**Vorgegebener Text:**
Jetzt kann man mir natürlich vorwerfen, ich tue ja dasselbe: ich ignoriere das oben zitierte Buch Mose in seiner Vollständigkeit. Wie ich mir sowas anmassen kann? Nun, ich mache das wie in der IT: die neuste Version ist die relevante. Erst recht, wenn der Autor sagt, dass mit seiner aktuellen Iteration das alte Zeug nicht mehr wichtig ist. Im Neuen Testament steht übrigens gar nichts über Homosexualität drin. Scheinbar war das nicht ein Thema, das Jesus den Schlaf raubte.
Was er aber nicht goutierte, ist, wie oben erwähnt, Krieg. Wenn also die Christliche Volkspartei, die versucht hat*, die Ehe in der Verfassung als rein heterosexuellen Akt zu zementieren, einer Lockerung der Waffenexport-Regeln für den Verkauf in Kriegsgebiete zustimmt, kann ich nicht mehr nachvollziehen, wofür das „C“ in ihrem Kürzel steht. Was für ein Christentum meinen die? Die Version „Kreuzzüge R Us“ von ca. 1100 AD?
* Möglicherweise nimmt diese dumme Abstimmung einen zweiten Anlauf. Ich fasse es nicht, dass wir darüber überhaupt abstimmen müssen, und schon gar nicht zum zweiten Mal. Also, Augen auf, vielleicht kommt der Schwachsinn ein weiteres Mal daher.
Und dann wäre da noch die SVP. Denn da ist ja immer auch noch die SVP. Einige Exponenten derselben sind da neulich mit viel Krach aus der katholischen Landeskirche ausgetreten. Eine Organisation, die Andersdenkende ausgrenze und verunglimpfe, entspreche nicht ihrem Verständnis des Christentums, habe beispielsweise Natalie Rickli – die Leute lieber aufgrund von Hautfarbe und Herkunft ausgrenzt und verunglimpft – gegenüber dem Tagesanzeiger gesagt. Dies als Reaktion auf eine Aussage von Charles Martig auf kath.ch, der Website der katholischen Landeskirche. Herr Martig argumentiert dort, Frau Rickli sei eine Feindin des Service Public, und dies sei „pas très catholique.“ Ich verstehe, dass Frau Rickli diese Feststellung verletzt: die Wahrheit tut manchmal weh. Dies, zwei Jahre vor der nächsten Welle der Empörung seitens der SVP: Franziska Diessen, oberste Katholikin des Kantons Zürich, zitierte letzten Herbst den Churer Weihbischof Henrici, der 2004 gesagt haben soll, ein guter Christ könne nicht die SVP wählen, die die christliche Maxime der Nächstenliebe mit Füssen tritt. Sorry, gäll.

**Deine Aufgabe:** Gib aus dem Text über Christentum und Schweizer Politik den Abschnitt wörtlich wieder, der mit „Was er aber“ anfängt und bis einschließlich „weiteres Mal daher.“ weitergeht.

**Datensätze:**
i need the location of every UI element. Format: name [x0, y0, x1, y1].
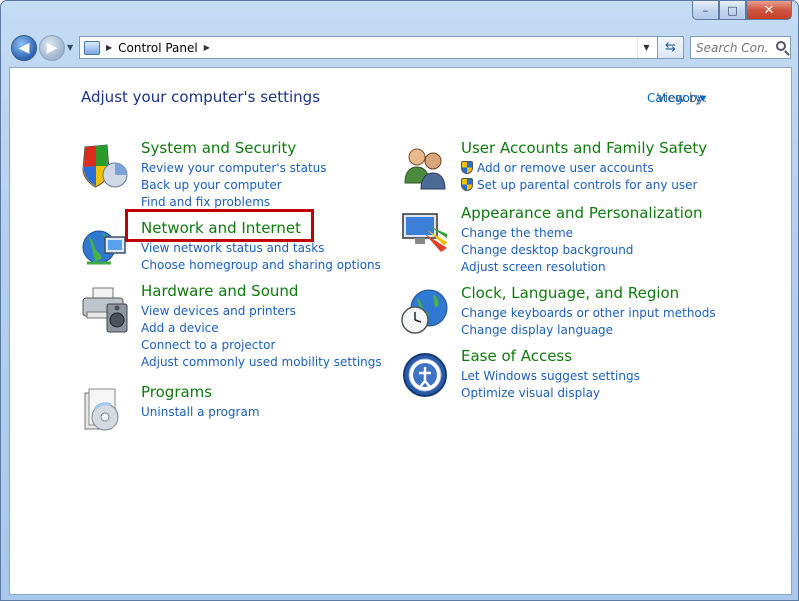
link-change-keyboards[interactable]: Change keyboards or other input methods — [461, 304, 716, 321]
breadcrumb-chevron-icon[interactable]: ▶ — [204, 43, 210, 52]
system-security-icon — [82, 144, 128, 188]
clock-language-icon — [401, 289, 448, 334]
link-back-up-computer[interactable]: Back up your computer — [141, 176, 327, 193]
appearance-icon — [402, 213, 447, 252]
page-title: Adjust your computer's settings — [81, 88, 321, 106]
chevron-down-icon[interactable]: ▼ — [700, 94, 706, 103]
link-optimize-visual-display[interactable]: Optimize visual display — [461, 384, 640, 401]
breadcrumb-chevron-icon[interactable]: ▶ — [106, 43, 112, 52]
control-panel-icon — [84, 40, 100, 55]
search-icon[interactable] — [776, 41, 786, 51]
link-adjust-screen-resolution[interactable]: Adjust screen resolution — [461, 258, 633, 275]
breadcrumb-control-panel[interactable]: Control Panel — [118, 41, 198, 55]
hardware-sound-icon — [82, 287, 128, 333]
programs-icon — [84, 388, 119, 431]
link-add-device[interactable]: Add a device — [141, 319, 382, 336]
content-pane: Adjust your computer's settings View by:… — [9, 67, 792, 595]
uac-shield-icon — [461, 161, 473, 174]
refresh-icon: ⇆ — [665, 40, 676, 55]
link-homegroup-sharing[interactable]: Choose homegroup and sharing options — [141, 256, 381, 273]
highlight-box — [125, 209, 314, 242]
forward-button[interactable]: ▶ — [39, 35, 65, 61]
category-title[interactable]: Appearance and Personalization — [461, 204, 703, 222]
caption-buttons: – □ ✕ — [692, 1, 792, 21]
link-find-fix-problems[interactable]: Find and fix problems — [141, 193, 327, 210]
search-box[interactable] — [690, 36, 791, 59]
refresh-button[interactable]: ⇆ — [657, 37, 683, 58]
recent-pages-dropdown-icon[interactable]: ▼ — [67, 43, 73, 52]
link-change-theme[interactable]: Change the theme — [461, 224, 633, 241]
link-connect-projector[interactable]: Connect to a projector — [141, 336, 382, 353]
forward-arrow-icon: ▶ — [46, 40, 58, 56]
link-uninstall-program[interactable]: Uninstall a program — [141, 403, 260, 420]
network-internet-icon — [82, 230, 126, 265]
address-dropdown-icon[interactable]: ▼ — [637, 37, 655, 58]
maximize-button[interactable]: □ — [719, 1, 746, 20]
address-bar[interactable]: ▶ Control Panel ▶ ▼ ⇆ — [79, 36, 684, 59]
window-frame: – □ ✕ ◀ ▶ ▼ ▶ Control Panel ▶ ▼ ⇆ Adjust… — [0, 0, 799, 601]
link-parental-controls[interactable]: Set up parental controls for any user — [461, 176, 697, 193]
minimize-button[interactable]: – — [692, 1, 719, 20]
back-button[interactable]: ◀ — [11, 35, 37, 61]
category-title[interactable]: System and Security — [141, 139, 296, 157]
close-button[interactable]: ✕ — [746, 1, 792, 20]
category-title[interactable]: Programs — [141, 383, 212, 401]
link-change-desktop-background[interactable]: Change desktop background — [461, 241, 633, 258]
category-title[interactable]: Hardware and Sound — [141, 282, 298, 300]
user-accounts-icon — [404, 148, 446, 190]
category-title[interactable]: User Accounts and Family Safety — [461, 139, 707, 157]
back-arrow-icon: ◀ — [18, 40, 30, 56]
link-mobility-settings[interactable]: Adjust commonly used mobility settings — [141, 353, 382, 370]
ease-of-access-icon — [403, 353, 447, 397]
link-add-remove-user-accounts[interactable]: Add or remove user accounts — [461, 159, 697, 176]
category-title[interactable]: Ease of Access — [461, 347, 572, 365]
link-windows-suggest-settings[interactable]: Let Windows suggest settings — [461, 367, 640, 384]
link-change-display-language[interactable]: Change display language — [461, 321, 716, 338]
category-title[interactable]: Clock, Language, and Region — [461, 284, 679, 302]
view-by-dropdown[interactable]: Category — [647, 91, 702, 105]
search-input[interactable] — [696, 40, 768, 55]
uac-shield-icon — [461, 178, 473, 191]
link-view-devices-printers[interactable]: View devices and printers — [141, 302, 382, 319]
link-review-computer-status[interactable]: Review your computer's status — [141, 159, 327, 176]
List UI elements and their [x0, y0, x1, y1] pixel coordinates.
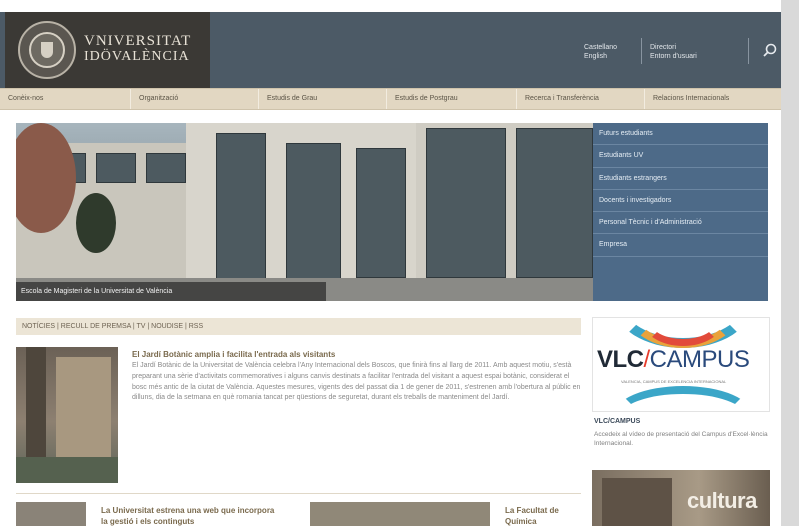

**Vollständige Antwort:**
Was er aber nicht goutierte, ist, wie oben erwähnt, Krieg. Wenn also die Christliche Volkspartei, die versucht hat*, die Ehe in der Verfassung als rein heterosexuellen Akt zu zementieren, einer Lockerung der Waffenexport-Regeln für den Verkauf in Kriegsgebiete zustimmt, kann ich nicht mehr nachvollziehen, wofür das „C“ in ihrem Kürzel steht. Was für ein Christentum meinen die? Die Version „Kreuzzüge R Us“ von ca. 1100 AD?
* Möglicherweise nimmt diese dumme Abstimmung einen zweiten Anlauf. Ich fasse es nicht, dass wir darüber überhaupt abstimmen müssen, und schon gar nicht zum zweiten Mal. Also, Augen auf, vielleicht kommt der Schwachsinn ein weiteres Mal daher.